**Exercise**
Copy each line of the data below with the word "this".

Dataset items
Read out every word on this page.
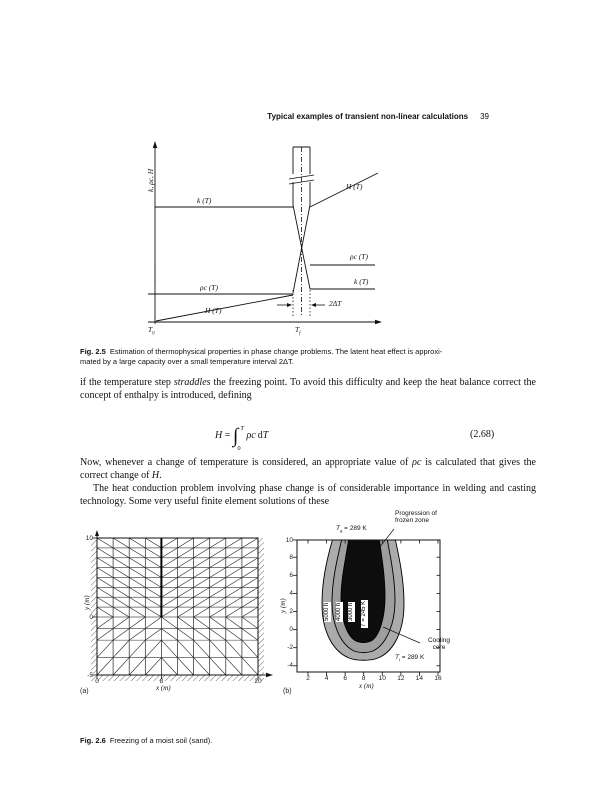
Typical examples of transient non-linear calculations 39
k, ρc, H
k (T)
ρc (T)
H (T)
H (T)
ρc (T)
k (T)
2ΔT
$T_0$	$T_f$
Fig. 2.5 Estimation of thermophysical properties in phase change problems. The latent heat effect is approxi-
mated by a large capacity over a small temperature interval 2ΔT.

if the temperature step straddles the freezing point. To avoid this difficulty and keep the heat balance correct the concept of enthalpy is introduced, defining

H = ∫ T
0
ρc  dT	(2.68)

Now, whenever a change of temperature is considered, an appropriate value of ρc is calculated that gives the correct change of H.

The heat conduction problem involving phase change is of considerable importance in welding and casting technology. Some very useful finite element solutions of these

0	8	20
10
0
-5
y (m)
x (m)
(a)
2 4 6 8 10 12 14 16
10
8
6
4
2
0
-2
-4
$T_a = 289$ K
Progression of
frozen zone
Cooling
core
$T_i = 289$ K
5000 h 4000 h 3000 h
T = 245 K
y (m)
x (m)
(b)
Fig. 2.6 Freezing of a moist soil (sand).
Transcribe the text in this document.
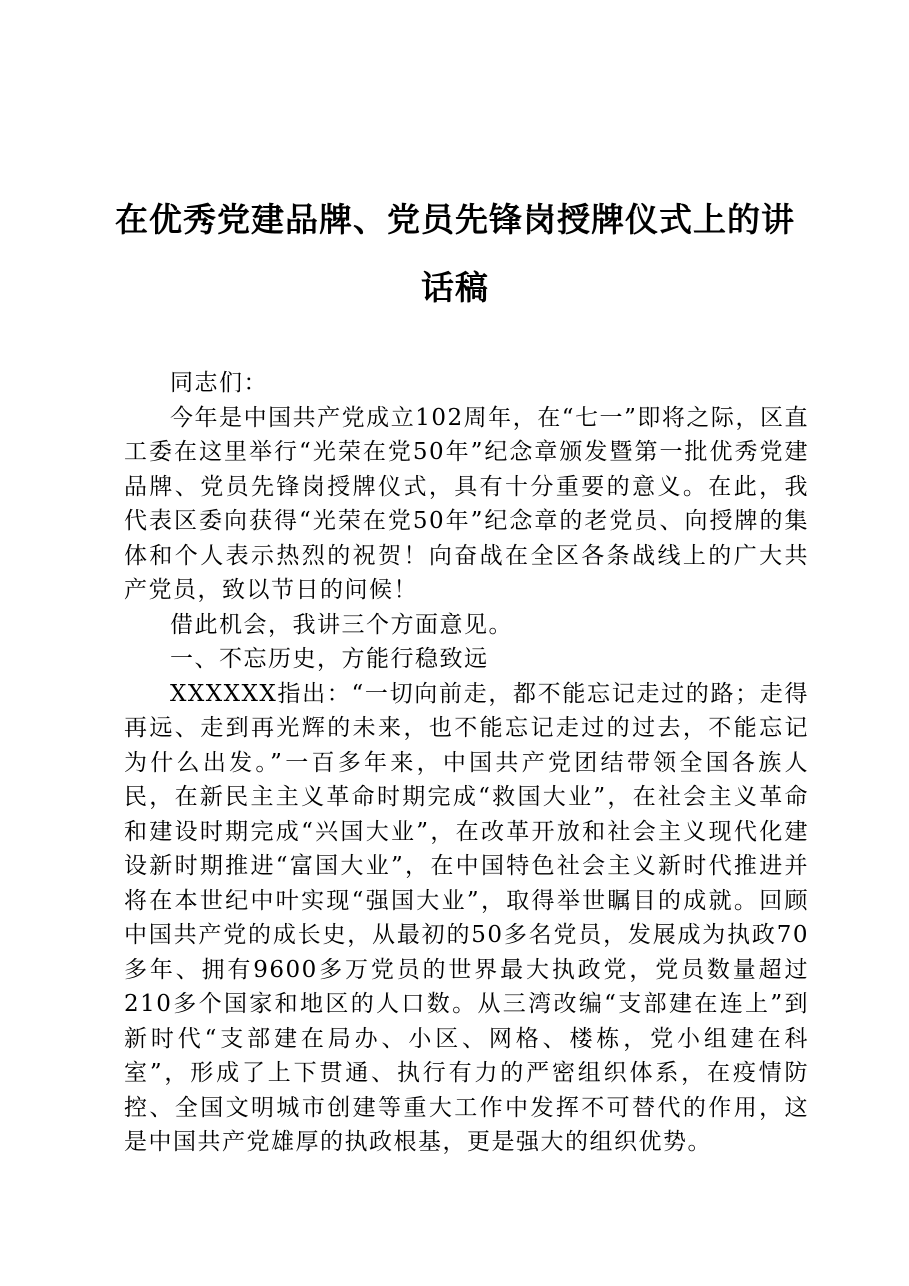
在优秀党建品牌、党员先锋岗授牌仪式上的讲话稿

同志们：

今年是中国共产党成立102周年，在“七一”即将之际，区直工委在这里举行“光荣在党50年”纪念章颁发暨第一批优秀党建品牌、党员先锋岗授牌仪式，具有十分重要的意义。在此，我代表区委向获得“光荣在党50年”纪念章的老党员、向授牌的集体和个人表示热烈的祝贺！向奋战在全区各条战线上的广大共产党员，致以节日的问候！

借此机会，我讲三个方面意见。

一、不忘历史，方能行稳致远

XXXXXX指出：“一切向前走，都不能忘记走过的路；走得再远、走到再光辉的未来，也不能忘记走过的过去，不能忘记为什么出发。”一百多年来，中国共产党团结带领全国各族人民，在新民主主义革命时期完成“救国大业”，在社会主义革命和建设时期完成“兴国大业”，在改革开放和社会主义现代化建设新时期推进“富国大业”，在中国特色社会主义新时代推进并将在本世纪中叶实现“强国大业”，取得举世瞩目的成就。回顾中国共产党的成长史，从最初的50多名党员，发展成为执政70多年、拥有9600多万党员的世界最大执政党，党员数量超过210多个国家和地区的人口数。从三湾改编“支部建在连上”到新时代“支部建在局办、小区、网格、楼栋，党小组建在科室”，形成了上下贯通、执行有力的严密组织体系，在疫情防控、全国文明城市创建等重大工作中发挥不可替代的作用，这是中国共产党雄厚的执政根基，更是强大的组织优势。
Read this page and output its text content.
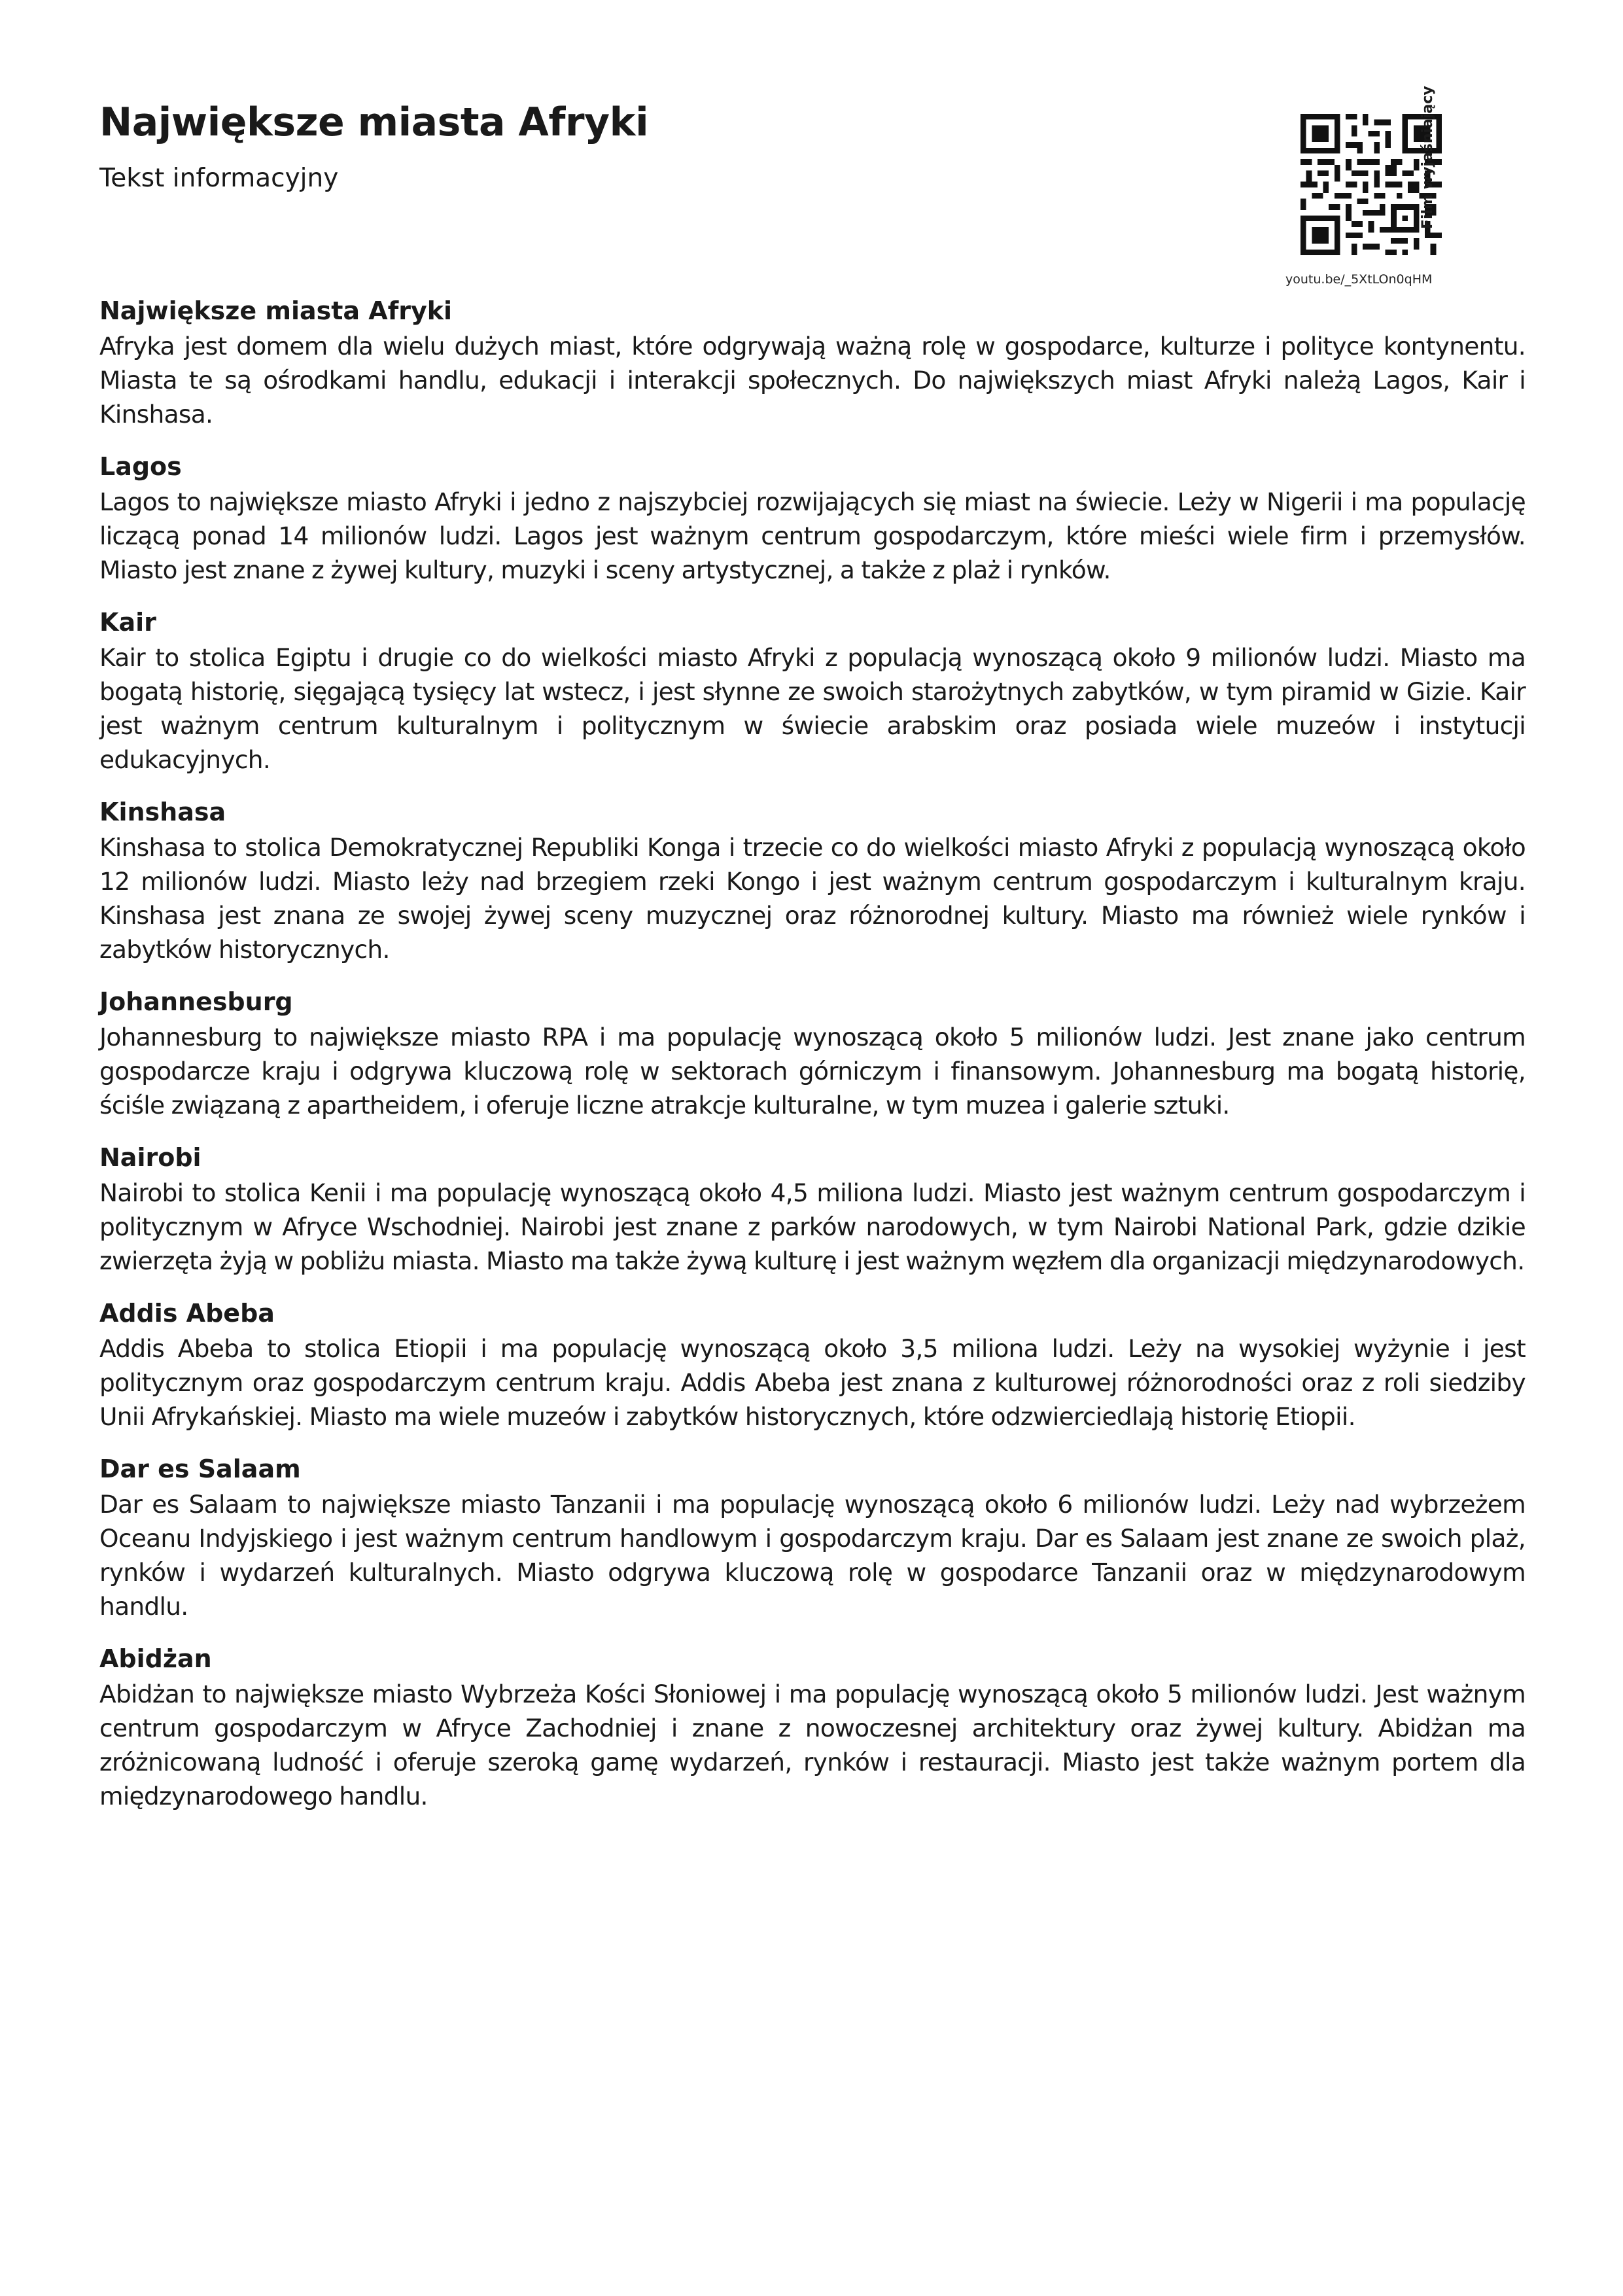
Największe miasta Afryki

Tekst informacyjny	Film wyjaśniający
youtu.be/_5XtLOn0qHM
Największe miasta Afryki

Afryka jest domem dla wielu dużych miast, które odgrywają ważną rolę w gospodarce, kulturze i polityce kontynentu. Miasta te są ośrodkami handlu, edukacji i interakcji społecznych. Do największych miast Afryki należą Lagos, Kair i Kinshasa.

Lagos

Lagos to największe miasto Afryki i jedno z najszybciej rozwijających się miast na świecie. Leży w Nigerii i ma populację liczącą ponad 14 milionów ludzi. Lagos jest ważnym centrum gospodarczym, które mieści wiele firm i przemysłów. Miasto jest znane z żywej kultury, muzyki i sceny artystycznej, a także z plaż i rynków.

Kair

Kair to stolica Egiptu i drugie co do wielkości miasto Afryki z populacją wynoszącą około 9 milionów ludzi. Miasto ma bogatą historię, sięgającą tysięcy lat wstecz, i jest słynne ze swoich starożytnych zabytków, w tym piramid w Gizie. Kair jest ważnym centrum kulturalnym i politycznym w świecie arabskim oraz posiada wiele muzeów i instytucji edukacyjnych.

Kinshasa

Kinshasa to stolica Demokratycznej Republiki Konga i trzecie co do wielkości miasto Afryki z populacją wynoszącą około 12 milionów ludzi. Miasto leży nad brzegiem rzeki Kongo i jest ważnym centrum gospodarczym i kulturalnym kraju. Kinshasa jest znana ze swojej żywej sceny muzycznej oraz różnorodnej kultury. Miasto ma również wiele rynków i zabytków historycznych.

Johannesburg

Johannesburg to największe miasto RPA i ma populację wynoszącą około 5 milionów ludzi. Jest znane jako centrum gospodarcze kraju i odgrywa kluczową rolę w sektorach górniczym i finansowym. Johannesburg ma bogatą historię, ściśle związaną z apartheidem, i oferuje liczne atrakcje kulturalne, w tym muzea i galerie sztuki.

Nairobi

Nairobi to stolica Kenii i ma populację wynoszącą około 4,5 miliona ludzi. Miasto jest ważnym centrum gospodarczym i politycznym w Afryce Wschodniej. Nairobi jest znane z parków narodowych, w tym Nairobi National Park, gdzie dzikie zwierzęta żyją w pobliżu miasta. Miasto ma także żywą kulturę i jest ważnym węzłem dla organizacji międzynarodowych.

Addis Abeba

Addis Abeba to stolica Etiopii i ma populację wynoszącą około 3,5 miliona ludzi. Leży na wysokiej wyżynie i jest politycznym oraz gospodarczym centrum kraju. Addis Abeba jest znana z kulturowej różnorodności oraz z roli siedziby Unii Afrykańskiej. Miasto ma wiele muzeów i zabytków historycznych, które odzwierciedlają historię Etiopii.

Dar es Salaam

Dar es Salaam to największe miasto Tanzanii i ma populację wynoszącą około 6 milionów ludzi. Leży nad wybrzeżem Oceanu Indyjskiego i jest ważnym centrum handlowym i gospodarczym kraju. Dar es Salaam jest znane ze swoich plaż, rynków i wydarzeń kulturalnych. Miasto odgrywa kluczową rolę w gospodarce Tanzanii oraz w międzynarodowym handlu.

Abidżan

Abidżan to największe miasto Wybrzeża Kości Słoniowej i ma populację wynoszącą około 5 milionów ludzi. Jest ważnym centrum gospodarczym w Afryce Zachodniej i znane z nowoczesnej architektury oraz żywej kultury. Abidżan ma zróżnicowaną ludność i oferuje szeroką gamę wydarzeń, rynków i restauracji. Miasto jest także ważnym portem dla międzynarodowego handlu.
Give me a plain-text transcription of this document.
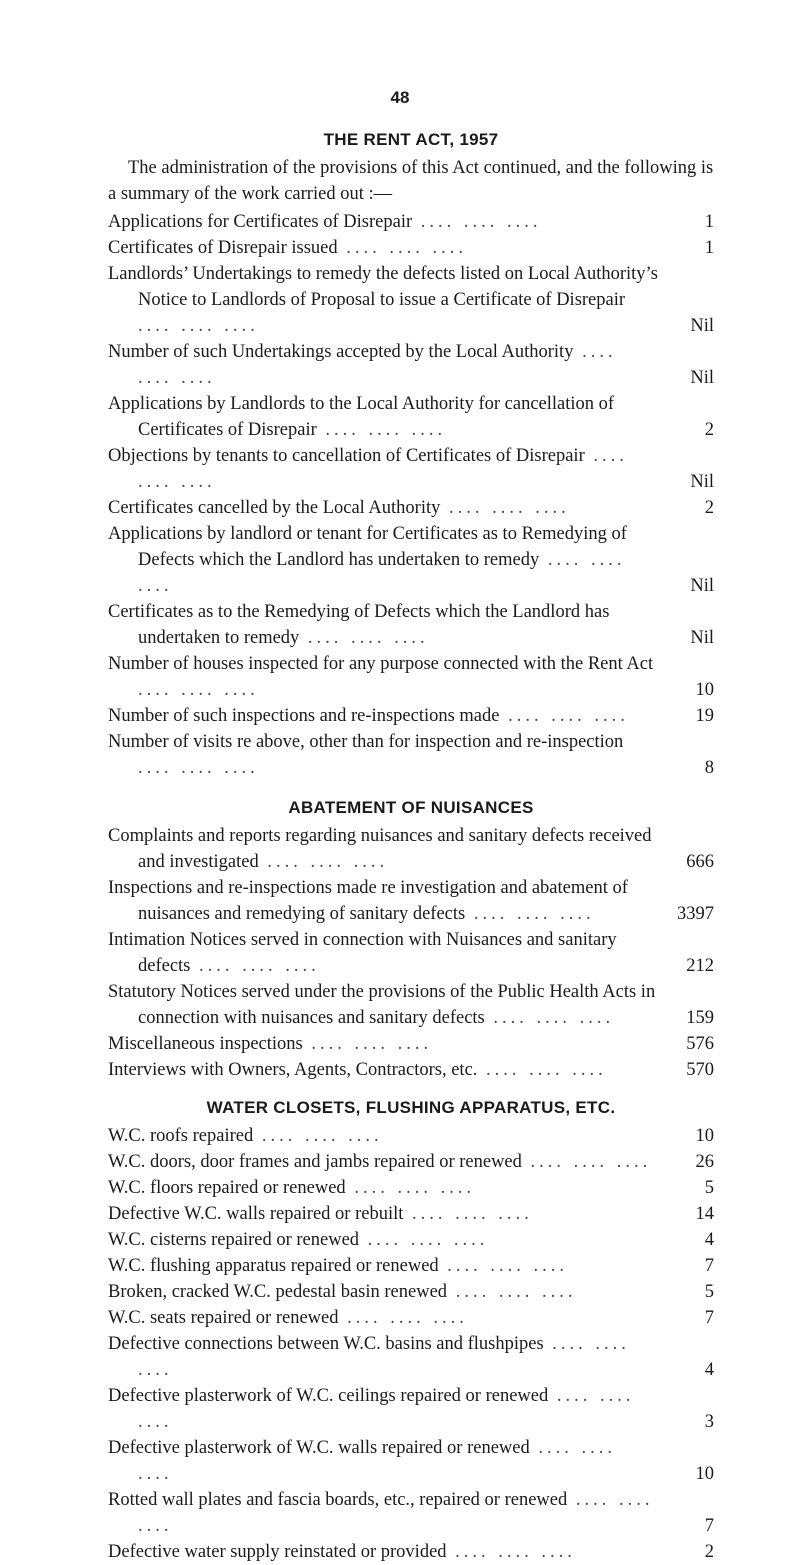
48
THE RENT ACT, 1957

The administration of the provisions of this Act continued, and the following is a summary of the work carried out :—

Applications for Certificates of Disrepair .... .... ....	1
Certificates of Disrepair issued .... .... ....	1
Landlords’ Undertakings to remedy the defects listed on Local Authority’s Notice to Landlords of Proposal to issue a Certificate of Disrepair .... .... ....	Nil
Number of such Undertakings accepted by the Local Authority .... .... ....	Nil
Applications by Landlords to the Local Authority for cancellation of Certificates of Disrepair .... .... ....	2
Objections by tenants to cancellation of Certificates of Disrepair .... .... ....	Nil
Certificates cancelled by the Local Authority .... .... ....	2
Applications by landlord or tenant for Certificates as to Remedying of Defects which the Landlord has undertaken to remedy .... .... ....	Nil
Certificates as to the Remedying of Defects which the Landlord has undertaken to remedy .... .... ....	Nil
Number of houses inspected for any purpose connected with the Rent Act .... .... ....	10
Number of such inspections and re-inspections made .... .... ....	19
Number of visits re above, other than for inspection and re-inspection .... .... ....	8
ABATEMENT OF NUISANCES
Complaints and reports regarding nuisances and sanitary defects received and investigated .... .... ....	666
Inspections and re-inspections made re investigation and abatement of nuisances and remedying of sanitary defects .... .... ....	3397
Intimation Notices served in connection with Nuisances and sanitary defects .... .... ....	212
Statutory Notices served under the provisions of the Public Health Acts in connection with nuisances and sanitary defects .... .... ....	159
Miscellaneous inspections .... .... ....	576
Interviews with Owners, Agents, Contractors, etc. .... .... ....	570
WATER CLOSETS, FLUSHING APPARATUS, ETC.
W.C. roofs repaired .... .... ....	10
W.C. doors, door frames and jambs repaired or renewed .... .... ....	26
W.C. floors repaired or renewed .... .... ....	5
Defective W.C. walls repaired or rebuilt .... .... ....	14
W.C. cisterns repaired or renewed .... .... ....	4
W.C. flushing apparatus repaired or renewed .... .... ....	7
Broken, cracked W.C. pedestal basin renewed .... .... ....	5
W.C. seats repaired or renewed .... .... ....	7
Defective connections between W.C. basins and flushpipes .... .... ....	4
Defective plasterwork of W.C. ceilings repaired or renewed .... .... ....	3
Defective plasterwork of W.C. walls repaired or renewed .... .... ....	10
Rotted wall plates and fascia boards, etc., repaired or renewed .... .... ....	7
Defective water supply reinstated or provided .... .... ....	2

**Exercise answer**
Read out every word on this page.
if the temperature step straddles the freezing point. To avoid this difficulty and keep the heat balance correct the concept of enthalpy is introduced, defining
Transcribe the text in this document.
Read this page and output its text content.
Give me a plain-text transcription of this document.
The administration of the provisions of this Act continued, and the following is a summary of the work carried out :—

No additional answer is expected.